▸ **GIVEN PROBLEM**
What follows is a listing to be transcribed exactly.

## Begin AVAILABLE RECORDS

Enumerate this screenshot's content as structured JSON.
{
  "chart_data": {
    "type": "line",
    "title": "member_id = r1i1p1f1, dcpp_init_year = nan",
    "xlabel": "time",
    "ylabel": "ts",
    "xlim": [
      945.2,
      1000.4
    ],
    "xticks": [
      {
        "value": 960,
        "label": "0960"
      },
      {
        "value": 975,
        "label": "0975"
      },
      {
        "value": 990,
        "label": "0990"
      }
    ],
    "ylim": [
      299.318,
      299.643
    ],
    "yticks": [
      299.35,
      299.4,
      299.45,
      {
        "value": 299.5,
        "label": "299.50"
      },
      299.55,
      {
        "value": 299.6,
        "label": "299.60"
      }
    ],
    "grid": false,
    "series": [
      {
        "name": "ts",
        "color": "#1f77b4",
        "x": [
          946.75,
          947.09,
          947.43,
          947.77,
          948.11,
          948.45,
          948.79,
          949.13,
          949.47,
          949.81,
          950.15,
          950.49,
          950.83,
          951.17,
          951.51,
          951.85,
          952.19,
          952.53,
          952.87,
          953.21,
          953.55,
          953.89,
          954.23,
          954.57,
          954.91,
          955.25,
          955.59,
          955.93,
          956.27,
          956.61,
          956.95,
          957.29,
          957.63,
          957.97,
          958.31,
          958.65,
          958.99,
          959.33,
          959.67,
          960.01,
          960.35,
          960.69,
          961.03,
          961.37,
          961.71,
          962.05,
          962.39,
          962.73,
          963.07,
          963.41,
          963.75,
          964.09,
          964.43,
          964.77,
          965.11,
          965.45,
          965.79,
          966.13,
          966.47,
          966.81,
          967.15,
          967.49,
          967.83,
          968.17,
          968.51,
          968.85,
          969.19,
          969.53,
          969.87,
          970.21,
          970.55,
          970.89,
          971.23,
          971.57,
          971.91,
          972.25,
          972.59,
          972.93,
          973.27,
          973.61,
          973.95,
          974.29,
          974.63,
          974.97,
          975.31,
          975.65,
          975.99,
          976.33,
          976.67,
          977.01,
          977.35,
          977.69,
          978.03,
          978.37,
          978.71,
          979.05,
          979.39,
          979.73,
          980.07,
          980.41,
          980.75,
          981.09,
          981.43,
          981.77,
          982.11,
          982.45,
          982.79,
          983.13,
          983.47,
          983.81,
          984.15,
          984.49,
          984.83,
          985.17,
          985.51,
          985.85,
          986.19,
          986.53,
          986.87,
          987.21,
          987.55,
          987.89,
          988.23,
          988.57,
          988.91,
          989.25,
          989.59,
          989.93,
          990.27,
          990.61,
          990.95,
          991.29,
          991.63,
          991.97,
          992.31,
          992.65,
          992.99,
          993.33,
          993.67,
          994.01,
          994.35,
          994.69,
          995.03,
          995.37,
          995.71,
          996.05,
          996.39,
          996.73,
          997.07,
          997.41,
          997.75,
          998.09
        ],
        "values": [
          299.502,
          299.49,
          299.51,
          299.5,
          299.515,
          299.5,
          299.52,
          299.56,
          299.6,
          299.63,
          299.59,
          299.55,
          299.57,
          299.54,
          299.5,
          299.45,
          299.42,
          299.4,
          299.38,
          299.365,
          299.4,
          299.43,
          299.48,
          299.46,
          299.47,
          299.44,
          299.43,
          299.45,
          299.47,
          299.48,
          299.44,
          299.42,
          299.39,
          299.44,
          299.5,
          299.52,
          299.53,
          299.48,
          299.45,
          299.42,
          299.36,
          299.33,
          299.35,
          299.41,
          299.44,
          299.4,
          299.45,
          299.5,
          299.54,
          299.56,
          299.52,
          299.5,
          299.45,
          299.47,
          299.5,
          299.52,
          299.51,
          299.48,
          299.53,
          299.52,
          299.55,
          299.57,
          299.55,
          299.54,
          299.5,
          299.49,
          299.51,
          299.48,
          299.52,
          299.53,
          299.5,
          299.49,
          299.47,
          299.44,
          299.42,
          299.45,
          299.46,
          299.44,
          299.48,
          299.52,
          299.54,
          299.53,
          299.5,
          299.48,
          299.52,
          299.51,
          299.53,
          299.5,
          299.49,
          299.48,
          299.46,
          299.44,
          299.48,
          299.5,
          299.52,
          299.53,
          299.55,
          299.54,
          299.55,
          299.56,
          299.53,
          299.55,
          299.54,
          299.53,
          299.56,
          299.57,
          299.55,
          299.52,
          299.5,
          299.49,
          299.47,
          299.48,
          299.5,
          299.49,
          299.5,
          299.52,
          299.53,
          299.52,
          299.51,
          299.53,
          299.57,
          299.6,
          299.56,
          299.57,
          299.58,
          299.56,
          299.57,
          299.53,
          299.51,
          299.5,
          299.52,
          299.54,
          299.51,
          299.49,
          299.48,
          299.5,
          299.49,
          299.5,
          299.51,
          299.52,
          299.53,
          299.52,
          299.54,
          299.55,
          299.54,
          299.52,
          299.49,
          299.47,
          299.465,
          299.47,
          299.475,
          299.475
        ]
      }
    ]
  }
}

## End AVAILABLE RECORDS

▸ **CORRECT RESULT**
Enumerate this screenshot's content as structured JSON.
{
  "chart_data": {
    "type": "line",
    "title": "member_id = r1i1p1f1, dcpp_init_year = nan",
    "xlabel": "time",
    "ylabel": "ts",
    "xlim": [
      945.2,
      1000.4
    ],
    "xticks": [
      {
        "value": 960,
        "label": "0960"
      },
      {
        "value": 975,
        "label": "0975"
      },
      {
        "value": 990,
        "label": "0990"
      }
    ],
    "ylim": [
      299.318,
      299.643
    ],
    "yticks": [
      299.35,
      299.4,
      299.45,
      {
        "value": 299.5,
        "label": "299.50"
      },
      299.55,
      {
        "value": 299.6,
        "label": "299.60"
      }
    ],
    "grid": false,
    "series": [
      {
        "name": "ts",
        "color": "#1f77b4",
        "x": [
          946.75,
          947.09,
          947.43,
          947.77,
          948.11,
          948.45,
          948.79,
          949.13,
          949.47,
          949.81,
          950.15,
          950.49,
          950.83,
          951.17,
          951.51,
          951.85,
          952.19,
          952.53,
          952.87,
          953.21,
          953.55,
          953.89,
          954.23,
          954.57,
          954.91,
          955.25,
          955.59,
          955.93,
          956.27,
          956.61,
          956.95,
          957.29,
          957.63,
          957.97,
          958.31,
          958.65,
          958.99,
          959.33,
          959.67,
          960.01,
          960.35,
          960.69,
          961.03,
          961.37,
          961.71,
          962.05,
          962.39,
          962.73,
          963.07,
          963.41,
          963.75,
          964.09,
          964.43,
          964.77,
          965.11,
          965.45,
          965.79,
          966.13,
          966.47,
          966.81,
          967.15,
          967.49,
          967.83,
          968.17,
          968.51,
          968.85,
          969.19,
          969.53,
          969.87,
          970.21,
          970.55,
          970.89,
          971.23,
          971.57,
          971.91,
          972.25,
          972.59,
          972.93,
          973.27,
          973.61,
          973.95,
          974.29,
          974.63,
          974.97,
          975.31,
          975.65,
          975.99,
          976.33,
          976.67,
          977.01,
          977.35,
          977.69,
          978.03,
          978.37,
          978.71,
          979.05,
          979.39,
          979.73,
          980.07,
          980.41,
          980.75,
          981.09,
          981.43,
          981.77,
          982.11,
          982.45,
          982.79,
          983.13,
          983.47,
          983.81,
          984.15,
          984.49,
          984.83,
          985.17,
          985.51,
          985.85,
          986.19,
          986.53,
          986.87,
          987.21,
          987.55,
          987.89,
          988.23,
          988.57,
          988.91,
          989.25,
          989.59,
          989.93,
          990.27,
          990.61,
          990.95,
          991.29,
          991.63,
          991.97,
          992.31,
          992.65,
          992.99,
          993.33,
          993.67,
          994.01,
          994.35,
          994.69,
          995.03,
          995.37,
          995.71,
          996.05,
          996.39,
          996.73,
          997.07,
          997.41,
          997.75,
          998.09
        ],
        "values": [
          299.502,
          299.49,
          299.51,
          299.5,
          299.515,
          299.5,
          299.52,
          299.56,
          299.6,
          299.63,
          299.59,
          299.55,
          299.57,
          299.54,
          299.5,
          299.45,
          299.42,
          299.4,
          299.38,
          299.365,
          299.4,
          299.43,
          299.48,
          299.46,
          299.47,
          299.44,
          299.43,
          299.45,
          299.47,
          299.48,
          299.44,
          299.42,
          299.39,
          299.44,
          299.5,
          299.52,
          299.53,
          299.48,
          299.45,
          299.42,
          299.36,
          299.33,
          299.35,
          299.41,
          299.44,
          299.4,
          299.45,
          299.5,
          299.54,
          299.56,
          299.52,
          299.5,
          299.45,
          299.47,
          299.5,
          299.52,
          299.51,
          299.48,
          299.53,
          299.52,
          299.55,
          299.57,
          299.55,
          299.54,
          299.5,
          299.49,
          299.51,
          299.48,
          299.52,
          299.53,
          299.5,
          299.49,
          299.47,
          299.44,
          299.42,
          299.45,
          299.46,
          299.44,
          299.48,
          299.52,
          299.54,
          299.53,
          299.5,
          299.48,
          299.52,
          299.51,
          299.53,
          299.5,
          299.49,
          299.48,
          299.46,
          299.44,
          299.48,
          299.5,
          299.52,
          299.53,
          299.55,
          299.54,
          299.55,
          299.56,
          299.53,
          299.55,
          299.54,
          299.53,
          299.56,
          299.57,
          299.55,
          299.52,
          299.5,
          299.49,
          299.47,
          299.48,
          299.5,
          299.49,
          299.5,
          299.52,
          299.53,
          299.52,
          299.51,
          299.53,
          299.57,
          299.6,
          299.56,
          299.57,
          299.58,
          299.56,
          299.57,
          299.53,
          299.51,
          299.5,
          299.52,
          299.54,
          299.51,
          299.49,
          299.48,
          299.5,
          299.49,
          299.5,
          299.51,
          299.52,
          299.53,
          299.52,
          299.54,
          299.55,
          299.54,
          299.52,
          299.49,
          299.47,
          299.465,
          299.47,
          299.475,
          299.475
        ]
      }
    ]
  }
}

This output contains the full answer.